See /usr/share/zoneinfo/.


Network Time Protocol (NTP): (configuration)

The daemon ntpd will continually monitor time and synchronize your system clock with that of a known accurate time system (atomic clock). Corrections are implemented in small steps to correct the clock over time. Errors of over 1000 seconds causes ntpd to abort correction. The init script /etc/rc.d/init.d/ntpd issues the command /usr/sbin/ntpdate to set the time.

You may also issue the command: /usr/sbin/ntpdate -b -s time.nist.gov ns.arc.nasa.gov tick.usno.navy.mil

This will hang without an internet connection!!!

Time servers:

  • time.nist.gov
  • ns.arc.nasa.gov
  • tick.usno.navy.mil

Configuring NTP:

The system may be configured as:

  1. a pure NTP client.
  2. a pure NTP server
  3. an NTP client which then acts as an NTP server for a domain

Client Configuration:

  1. List accurate clocks to use in file: /etc/ntp.conf
    server time1.ntpServer.gov server time2.ntpServer.gov restrict time1.ntpServer.gov mask 255.255.255.255 nomodify notrap noquery
    restrict time2.ntpServer.gov mask 255.255.255.255 nomodify notrap noquery
    restrict 127.0.0.1
    This will synchronize your system clock with the times servers listed.

**Document layout analysis data**
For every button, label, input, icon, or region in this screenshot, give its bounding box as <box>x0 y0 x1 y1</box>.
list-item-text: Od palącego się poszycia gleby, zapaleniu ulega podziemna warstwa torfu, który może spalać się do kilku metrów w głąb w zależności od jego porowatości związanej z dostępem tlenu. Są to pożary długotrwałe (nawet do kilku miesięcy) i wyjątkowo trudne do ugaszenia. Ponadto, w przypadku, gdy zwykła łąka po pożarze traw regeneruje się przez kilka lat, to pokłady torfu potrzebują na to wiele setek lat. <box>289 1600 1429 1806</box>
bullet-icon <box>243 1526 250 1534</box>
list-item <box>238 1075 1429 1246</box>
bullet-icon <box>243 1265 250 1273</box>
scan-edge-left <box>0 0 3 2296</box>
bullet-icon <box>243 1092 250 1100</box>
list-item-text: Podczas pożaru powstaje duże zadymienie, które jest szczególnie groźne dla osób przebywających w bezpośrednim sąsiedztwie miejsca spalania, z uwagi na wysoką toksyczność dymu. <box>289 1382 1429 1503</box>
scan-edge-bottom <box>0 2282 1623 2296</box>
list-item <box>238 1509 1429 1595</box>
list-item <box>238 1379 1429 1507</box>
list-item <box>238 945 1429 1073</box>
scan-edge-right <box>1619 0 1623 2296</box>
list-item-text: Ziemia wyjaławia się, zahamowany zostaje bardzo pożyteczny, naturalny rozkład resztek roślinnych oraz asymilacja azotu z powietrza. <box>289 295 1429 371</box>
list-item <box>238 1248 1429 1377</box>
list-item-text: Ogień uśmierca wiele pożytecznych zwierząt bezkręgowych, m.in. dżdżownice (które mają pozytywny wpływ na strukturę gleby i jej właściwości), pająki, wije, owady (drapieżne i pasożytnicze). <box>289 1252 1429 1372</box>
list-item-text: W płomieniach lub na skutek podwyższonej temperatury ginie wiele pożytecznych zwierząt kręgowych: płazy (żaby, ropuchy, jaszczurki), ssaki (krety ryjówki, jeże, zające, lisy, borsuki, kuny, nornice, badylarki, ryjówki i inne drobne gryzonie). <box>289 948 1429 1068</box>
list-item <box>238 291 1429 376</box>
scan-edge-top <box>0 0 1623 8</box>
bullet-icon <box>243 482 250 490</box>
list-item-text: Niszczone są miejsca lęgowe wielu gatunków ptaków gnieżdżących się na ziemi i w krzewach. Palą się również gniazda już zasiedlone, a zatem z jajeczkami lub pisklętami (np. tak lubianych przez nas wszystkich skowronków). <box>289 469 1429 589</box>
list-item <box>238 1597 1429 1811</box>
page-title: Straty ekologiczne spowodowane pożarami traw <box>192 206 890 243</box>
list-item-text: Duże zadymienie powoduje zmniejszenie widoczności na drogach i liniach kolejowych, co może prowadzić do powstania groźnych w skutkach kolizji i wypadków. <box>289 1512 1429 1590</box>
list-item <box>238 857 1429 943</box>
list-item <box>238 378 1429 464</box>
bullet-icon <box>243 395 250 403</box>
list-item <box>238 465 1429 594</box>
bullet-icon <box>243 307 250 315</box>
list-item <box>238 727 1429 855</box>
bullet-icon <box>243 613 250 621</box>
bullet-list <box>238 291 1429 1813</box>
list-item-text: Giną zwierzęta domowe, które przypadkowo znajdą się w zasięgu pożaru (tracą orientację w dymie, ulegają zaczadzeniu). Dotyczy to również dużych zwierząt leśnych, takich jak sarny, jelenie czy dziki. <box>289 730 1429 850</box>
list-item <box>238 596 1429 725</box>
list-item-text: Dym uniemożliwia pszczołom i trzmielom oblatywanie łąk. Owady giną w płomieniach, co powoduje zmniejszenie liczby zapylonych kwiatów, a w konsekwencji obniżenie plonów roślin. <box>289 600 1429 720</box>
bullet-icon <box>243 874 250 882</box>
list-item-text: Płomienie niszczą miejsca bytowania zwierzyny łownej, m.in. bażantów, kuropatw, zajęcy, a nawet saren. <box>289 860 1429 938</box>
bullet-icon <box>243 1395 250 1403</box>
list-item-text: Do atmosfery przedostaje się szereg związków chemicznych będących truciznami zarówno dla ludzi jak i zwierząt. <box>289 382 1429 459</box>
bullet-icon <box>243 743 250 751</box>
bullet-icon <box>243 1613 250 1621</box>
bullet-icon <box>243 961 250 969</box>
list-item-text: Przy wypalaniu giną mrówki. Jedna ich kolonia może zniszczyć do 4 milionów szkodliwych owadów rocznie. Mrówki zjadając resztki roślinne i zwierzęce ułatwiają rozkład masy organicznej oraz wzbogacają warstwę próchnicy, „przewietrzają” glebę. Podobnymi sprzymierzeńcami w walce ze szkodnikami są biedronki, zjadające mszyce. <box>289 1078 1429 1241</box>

**TRY IT**
In the NTP configuration text, what does ntpd do when the clock error is over 1000 seconds?

**TASK RESPONSE**
It aborts the correction.